#### Exercise description
Copy all the entries word for word, but omit the pictures.

-- Start of Raw records --

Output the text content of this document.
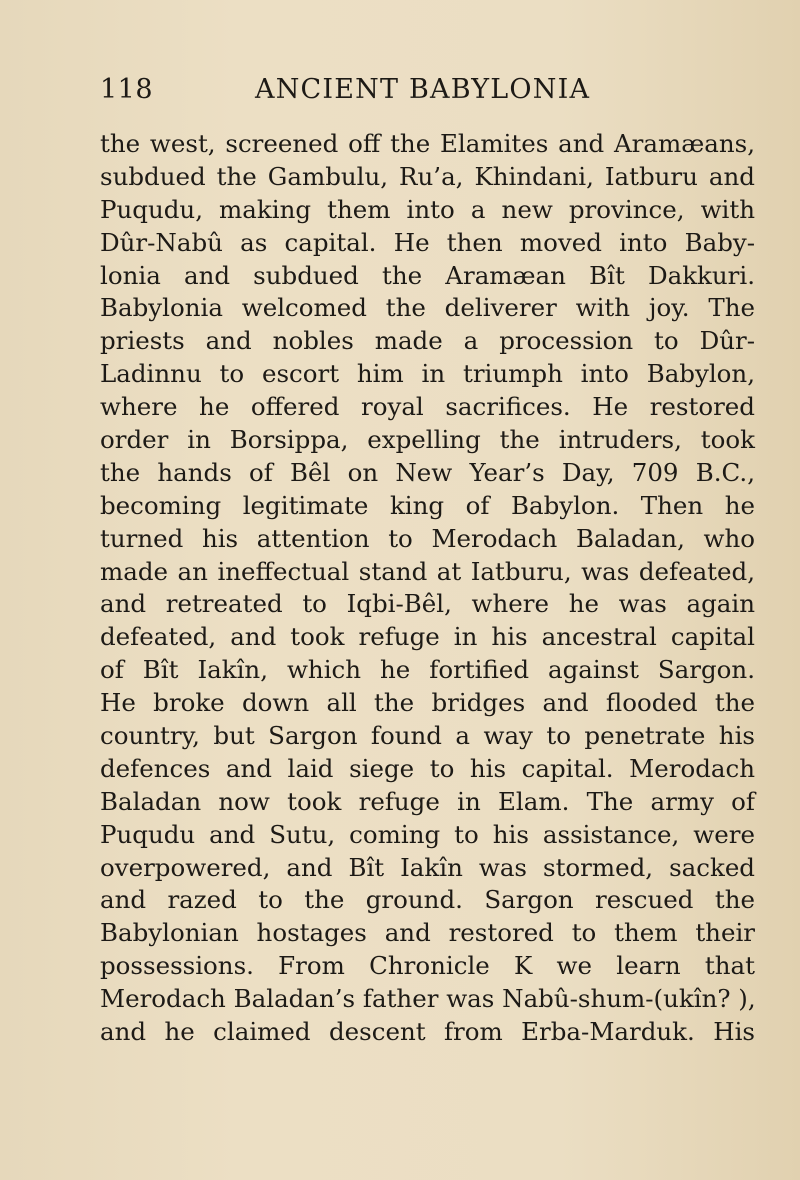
118	ANCIENT BABYLONIA
the west, screened off the Elamites and Aramæans,
subdued the Gambulu, Ru’a, Khindani, Iatburu and
Puqudu, making them into a new province, with
Dûr-Nabû as capital. He then moved into Baby-
lonia and subdued the Aramæan Bît Dakkuri.
Babylonia welcomed the deliverer with joy. The
priests and nobles made a procession to Dûr-
Ladinnu to escort him in triumph into Babylon,
where he offered royal sacrifices. He restored
order in Borsippa, expelling the intruders, took
the hands of Bêl on New Year’s Day, 709 B.C.,
becoming legitimate king of Babylon. Then he
turned his attention to Merodach Baladan, who
made an ineffectual stand at Iatburu, was defeated,
and retreated to Iqbi-Bêl, where he was again
defeated, and took refuge in his ancestral capital
of Bît Iakîn, which he fortified against Sargon.
He broke down all the bridges and flooded the
country, but Sargon found a way to penetrate his
defences and laid siege to his capital. Merodach
Baladan now took refuge in Elam. The army of
Puqudu and Sutu, coming to his assistance, were
overpowered, and Bît Iakîn was stormed, sacked
and razed to the ground. Sargon rescued the
Babylonian hostages and restored to them their
possessions. From Chronicle K we learn that
Merodach Baladan’s father was Nabû-shum-(ukîn? ),
and he claimed descent from Erba-Marduk. His
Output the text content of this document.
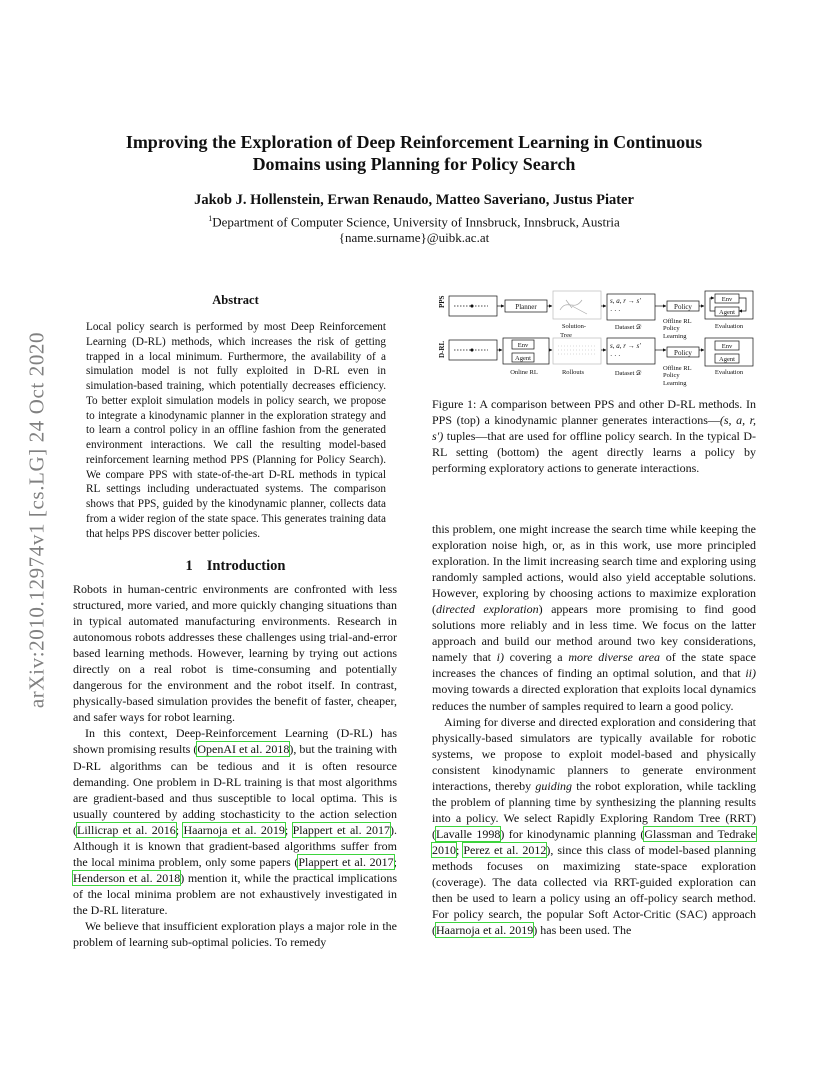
arXiv:2010.12974v1 [cs.LG] 24 Oct 2020
Improving the Exploration of Deep Reinforcement Learning in Continuous
Domains using Planning for Policy Search
Jakob J. Hollenstein, Erwan Renaudo, Matteo Saveriano, Justus Piater
$^1$Department of Computer Science, University of Innsbruck, Innsbruck, Austria
{name.surname}@uibk.ac.at
Abstract
Local policy search is performed by most Deep Reinforcement Learning (D-RL) methods, which increases the risk of getting trapped in a local minimum. Furthermore, the availability of a simulation model is not fully exploited in D-RL even in simulation-based training, which potentially decreases efficiency. To better exploit simulation models in policy search, we propose to integrate a kinodynamic planner in the exploration strategy and to learn a control policy in an offline fashion from the generated environment interactions. We call the resulting model-based reinforcement learning method PPS (Planning for Policy Search). We compare PPS with state-of-the-art D-RL methods in typical RL settings including underactuated systems. The comparison shows that PPS, guided by the kinodynamic planner, collects data from a wider region of the state space. This generates training data that helps PPS discover better policies.
1 Introduction

Robots in human-centric environments are confronted with less structured, more varied, and more quickly changing situations than in typical automated manufacturing environments. Research in autonomous robots addresses these challenges using trial-and-error based learning methods. However, learning by trying out actions directly on a real robot is time-consuming and potentially dangerous for the environment and the robot itself. In contrast, physically-based simulation provides the benefit of faster, cheaper, and safer ways for robot learning.

In this context, Deep-Reinforcement Learning (D-RL) has shown promising results (OpenAI et al. 2018), but the training with D-RL algorithms can be tedious and it is often resource demanding. One problem in D-RL training is that most algorithms are gradient-based and thus susceptible to local optima. This is usually countered by adding stochasticity to the action selection (Lillicrap et al. 2016; Haarnoja et al. 2019; Plappert et al. 2017). Although it is known that gradient-based algorithms suffer from the local minima problem, only some papers (Plappert et al. 2017; Henderson et al. 2018) mention it, while the practical implications of the local minima problem are not exhaustively investigated in the D-RL literature.

We believe that insufficient exploration plays a major role in the problem of learning sub-optimal policies. To remedy

PPS	Planner
s, a, r → s′
· · ·	Policy
Env
Agent
Solution-
Tree
Dataset 𝒟
Offline RL
Policy
Learning
Evaluation
D-RL	Env
Agent
s, a, r → s′
· · ·	Policy
Env
Agent
Online RL	Rollouts	Dataset 𝒟
Offline RL
Policy
Learning
Evaluation
Figure 1: A comparison between PPS and other D-RL methods. In PPS (top) a kinodynamic planner generates interactions—(s, a, r, s′) tuples—that are used for offline policy search. In the typical D-RL setting (bottom) the agent directly learns a policy by performing exploratory actions to generate interactions.

this problem, one might increase the search time while keeping the exploration noise high, or, as in this work, use more principled exploration. In the limit increasing search time and exploring using randomly sampled actions, would also yield acceptable solutions. However, exploring by choosing actions to maximize exploration (directed exploration) appears more promising to find good solutions more reliably and in less time. We focus on the latter approach and build our method around two key considerations, namely that i) covering a more diverse area of the state space increases the chances of finding an optimal solution, and that ii) moving towards a directed exploration that exploits local dynamics reduces the number of samples required to learn a good policy.

Aiming for diverse and directed exploration and considering that physically-based simulators are typically available for robotic systems, we propose to exploit model-based and physically consistent kinodynamic planners to generate environment interactions, thereby guiding the robot exploration, while tackling the problem of planning time by synthesizing the planning results into a policy. We select Rapidly Exploring Random Tree (RRT) (Lavalle 1998) for kinodynamic planning (Glassman and Tedrake 2010; Perez et al. 2012), since this class of model-based planning methods focuses on maximizing state-space exploration (coverage). The data collected via RRT-guided exploration can then be used to learn a policy using an off-policy search method. For policy search, the popular Soft Actor-Critic (SAC) approach (Haarnoja et al. 2019) has been used. The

-- End of Raw records --

#### Problem solution
Output the text content of this document.
118	ANCIENT BABYLONIA
the west, screened off the Elamites and Aramæans,
subdued the Gambulu, Ru’a, Khindani, Iatburu and
Puqudu, making them into a new province, with
Dûr-Nabû as capital. He then moved into Baby-
lonia and subdued the Aramæan Bît Dakkuri.
Babylonia welcomed the deliverer with joy. The
priests and nobles made a procession to Dûr-
Ladinnu to escort him in triumph into Babylon,
where he offered royal sacrifices. He restored
order in Borsippa, expelling the intruders, took
the hands of Bêl on New Year’s Day, 709 B.C.,
becoming legitimate king of Babylon. Then he
turned his attention to Merodach Baladan, who
made an ineffectual stand at Iatburu, was defeated,
and retreated to Iqbi-Bêl, where he was again
defeated, and took refuge in his ancestral capital
of Bît Iakîn, which he fortified against Sargon.
He broke down all the bridges and flooded the
country, but Sargon found a way to penetrate his
defences and laid siege to his capital. Merodach
Baladan now took refuge in Elam. The army of
Puqudu and Sutu, coming to his assistance, were
overpowered, and Bît Iakîn was stormed, sacked
and razed to the ground. Sargon rescued the
Babylonian hostages and restored to them their
possessions. From Chronicle K we learn that
Merodach Baladan’s father was Nabû-shum-(ukîn? ),
and he claimed descent from Erba-Marduk. His
Output the text content of this document.
arXiv:2010.12974v1 [cs.LG] 24 Oct 2020
Improving the Exploration of Deep Reinforcement Learning in Continuous
Domains using Planning for Policy Search
Jakob J. Hollenstein, Erwan Renaudo, Matteo Saveriano, Justus Piater
$^1$Department of Computer Science, University of Innsbruck, Innsbruck, Austria
{name.surname}@uibk.ac.at
Abstract
Local policy search is performed by most Deep Reinforcement Learning (D-RL) methods, which increases the risk of getting trapped in a local minimum. Furthermore, the availability of a simulation model is not fully exploited in D-RL even in simulation-based training, which potentially decreases efficiency. To better exploit simulation models in policy search, we propose to integrate a kinodynamic planner in the exploration strategy and to learn a control policy in an offline fashion from the generated environment interactions. We call the resulting model-based reinforcement learning method PPS (Planning for Policy Search). We compare PPS with state-of-the-art D-RL methods in typical RL settings including underactuated systems. The comparison shows that PPS, guided by the kinodynamic planner, collects data from a wider region of the state space. This generates training data that helps PPS discover better policies.
1 Introduction

Robots in human-centric environments are confronted with less structured, more varied, and more quickly changing situations than in typical automated manufacturing environments. Research in autonomous robots addresses these challenges using trial-and-error based learning methods. However, learning by trying out actions directly on a real robot is time-consuming and potentially dangerous for the environment and the robot itself. In contrast, physically-based simulation provides the benefit of faster, cheaper, and safer ways for robot learning.

In this context, Deep-Reinforcement Learning (D-RL) has shown promising results (OpenAI et al. 2018), but the training with D-RL algorithms can be tedious and it is often resource demanding. One problem in D-RL training is that most algorithms are gradient-based and thus susceptible to local optima. This is usually countered by adding stochasticity to the action selection (Lillicrap et al. 2016; Haarnoja et al. 2019; Plappert et al. 2017). Although it is known that gradient-based algorithms suffer from the local minima problem, only some papers (Plappert et al. 2017; Henderson et al. 2018) mention it, while the practical implications of the local minima problem are not exhaustively investigated in the D-RL literature.

We believe that insufficient exploration plays a major role in the problem of learning sub-optimal policies. To remedy

PPS	Planner
s, a, r → s′
· · ·	Policy
Env
Agent
Solution-
Tree
Dataset 𝒟
Offline RL
Policy
Learning
Evaluation
D-RL	Env
Agent
s, a, r → s′
· · ·	Policy
Env
Agent
Online RL	Rollouts	Dataset 𝒟
Offline RL
Policy
Learning
Evaluation
Figure 1: A comparison between PPS and other D-RL methods. In PPS (top) a kinodynamic planner generates interactions—(s, a, r, s′) tuples—that are used for offline policy search. In the typical D-RL setting (bottom) the agent directly learns a policy by performing exploratory actions to generate interactions.

this problem, one might increase the search time while keeping the exploration noise high, or, as in this work, use more principled exploration. In the limit increasing search time and exploring using randomly sampled actions, would also yield acceptable solutions. However, exploring by choosing actions to maximize exploration (directed exploration) appears more promising to find good solutions more reliably and in less time. We focus on the latter approach and build our method around two key considerations, namely that i) covering a more diverse area of the state space increases the chances of finding an optimal solution, and that ii) moving towards a directed exploration that exploits local dynamics reduces the number of samples required to learn a good policy.

Aiming for diverse and directed exploration and considering that physically-based simulators are typically available for robotic systems, we propose to exploit model-based and physically consistent kinodynamic planners to generate environment interactions, thereby guiding the robot exploration, while tackling the problem of planning time by synthesizing the planning results into a policy. We select Rapidly Exploring Random Tree (RRT) (Lavalle 1998) for kinodynamic planning (Glassman and Tedrake 2010; Perez et al. 2012), since this class of model-based planning methods focuses on maximizing state-space exploration (coverage). The data collected via RRT-guided exploration can then be used to learn a policy using an off-policy search method. For policy search, the popular Soft Actor-Critic (SAC) approach (Haarnoja et al. 2019) has been used. The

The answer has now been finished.